This blog post is a response to the prompt "Select an assignment that reveals your ability to develop and sustain an argument". This essay compares Toni Morrison's chapter in The Origin of Others, Romanticizing Slavery, to the romanticizing of suicide in the book-turned-tv show, Thirteen Reasons Why. I believe this essay relates to the prompt because I'm arguing that suicide is glorified in television and movies similar to how slavery is glorified in the aforementioend entertainment platforms. Some may say that comparing these two very different topics are a stretch but I believe that they deserve to be talked about and acknowledged.

Promotional poster for the Netflix show, Thirteen Reasons Why

Depression is a taboo topic that people tend to avoid discussing due to not understanding the reality of what it means to live with the mental illness. When discussing depression, self-harm and suicide are often brought up because individuals who are going through it may cut themselves or inflict pain upon themselves to temporary relive their pain or may go to the extremes and end their lives. There are several tv shows and movies that address depression and/or suicide such as a recent episode on Blackish about post-partum depression, the book-turned-movies The Perks of being a Wallflower and It’s Kind of a Funny Story, and the television movie Cyberbully. While there are some shows and movies that accurately portray the hardships of dealing with depression, there are some that aren’t quite true to reality and create stigmas about the disease. One show that caught the attention of many young adults and their parents would be the book-turned-show, Thirteen Reasons Why written by Jay Asher.

= EXCERPTED DATA =
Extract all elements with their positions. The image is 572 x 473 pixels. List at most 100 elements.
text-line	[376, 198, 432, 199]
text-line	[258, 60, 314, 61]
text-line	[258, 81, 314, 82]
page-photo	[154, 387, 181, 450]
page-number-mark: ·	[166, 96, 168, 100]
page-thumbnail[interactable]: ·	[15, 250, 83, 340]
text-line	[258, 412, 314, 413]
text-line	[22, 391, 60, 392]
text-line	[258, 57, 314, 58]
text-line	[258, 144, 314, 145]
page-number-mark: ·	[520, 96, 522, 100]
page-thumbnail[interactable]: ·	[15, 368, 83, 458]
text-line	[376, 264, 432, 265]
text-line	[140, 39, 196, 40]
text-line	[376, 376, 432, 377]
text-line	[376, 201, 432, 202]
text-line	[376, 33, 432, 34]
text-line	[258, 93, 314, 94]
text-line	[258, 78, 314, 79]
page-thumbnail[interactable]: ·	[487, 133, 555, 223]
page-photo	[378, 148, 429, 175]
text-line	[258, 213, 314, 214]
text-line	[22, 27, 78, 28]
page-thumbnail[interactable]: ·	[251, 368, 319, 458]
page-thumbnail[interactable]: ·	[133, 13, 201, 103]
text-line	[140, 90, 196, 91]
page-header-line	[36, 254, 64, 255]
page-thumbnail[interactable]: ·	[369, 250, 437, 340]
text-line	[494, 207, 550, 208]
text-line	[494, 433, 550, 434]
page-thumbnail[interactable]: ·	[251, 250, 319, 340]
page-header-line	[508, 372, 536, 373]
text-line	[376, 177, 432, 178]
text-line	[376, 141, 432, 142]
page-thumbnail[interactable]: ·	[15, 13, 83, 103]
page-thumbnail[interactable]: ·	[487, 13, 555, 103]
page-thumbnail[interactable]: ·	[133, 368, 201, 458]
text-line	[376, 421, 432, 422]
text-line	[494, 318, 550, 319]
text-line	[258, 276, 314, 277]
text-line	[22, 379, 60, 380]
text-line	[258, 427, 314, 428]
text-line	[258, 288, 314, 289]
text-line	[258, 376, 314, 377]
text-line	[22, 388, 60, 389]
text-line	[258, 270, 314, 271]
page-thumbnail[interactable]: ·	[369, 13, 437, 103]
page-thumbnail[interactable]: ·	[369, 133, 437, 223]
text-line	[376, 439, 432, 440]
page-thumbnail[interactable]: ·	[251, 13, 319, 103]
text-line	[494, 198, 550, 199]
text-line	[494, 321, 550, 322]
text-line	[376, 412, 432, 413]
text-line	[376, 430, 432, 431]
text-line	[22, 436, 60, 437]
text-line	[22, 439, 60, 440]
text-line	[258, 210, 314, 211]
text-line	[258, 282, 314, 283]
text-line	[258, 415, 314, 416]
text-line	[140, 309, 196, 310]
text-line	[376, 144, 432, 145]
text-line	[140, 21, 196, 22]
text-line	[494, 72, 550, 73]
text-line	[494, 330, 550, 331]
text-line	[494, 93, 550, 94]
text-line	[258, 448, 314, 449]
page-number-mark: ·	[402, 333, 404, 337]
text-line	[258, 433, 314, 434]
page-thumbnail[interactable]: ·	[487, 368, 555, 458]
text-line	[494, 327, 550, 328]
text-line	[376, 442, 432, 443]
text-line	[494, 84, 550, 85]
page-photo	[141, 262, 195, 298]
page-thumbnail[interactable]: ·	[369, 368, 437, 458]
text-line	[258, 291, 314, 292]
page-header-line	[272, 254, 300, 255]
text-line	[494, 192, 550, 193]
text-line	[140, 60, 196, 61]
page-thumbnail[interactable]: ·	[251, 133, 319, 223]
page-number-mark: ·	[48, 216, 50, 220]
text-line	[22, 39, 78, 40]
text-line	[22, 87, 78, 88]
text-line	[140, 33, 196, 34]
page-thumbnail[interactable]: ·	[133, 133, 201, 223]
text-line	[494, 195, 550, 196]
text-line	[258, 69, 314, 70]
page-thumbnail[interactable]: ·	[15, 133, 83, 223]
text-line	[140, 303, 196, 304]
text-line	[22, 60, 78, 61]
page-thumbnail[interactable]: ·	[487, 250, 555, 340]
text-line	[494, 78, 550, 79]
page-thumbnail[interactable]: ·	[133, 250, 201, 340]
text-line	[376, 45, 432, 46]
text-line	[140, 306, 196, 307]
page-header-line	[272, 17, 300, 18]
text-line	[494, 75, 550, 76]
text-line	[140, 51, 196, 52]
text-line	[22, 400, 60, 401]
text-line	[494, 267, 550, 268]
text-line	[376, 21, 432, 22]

= TASK STATEMENT =
Reproduce verbatim the portion of the blog post that begins with the words "This blog post" and ends with the words "about and acknowledged.".

= OUTPUT FOR THIS TASK =
This blog post is a response to the prompt "Select an assignment that reveals your ability to develop and sustain an argument". This essay compares Toni Morrison's chapter in The Origin of Others, Romanticizing Slavery, to the romanticizing of suicide in the book-turned-tv show, Thirteen Reasons Why. I believe this essay relates to the prompt because I'm arguing that suicide is glorified in television and movies similar to how slavery is glorified in the aforementioend entertainment platforms. Some may say that comparing these two very different topics are a stretch but I believe that they deserve to be talked about and acknowledged.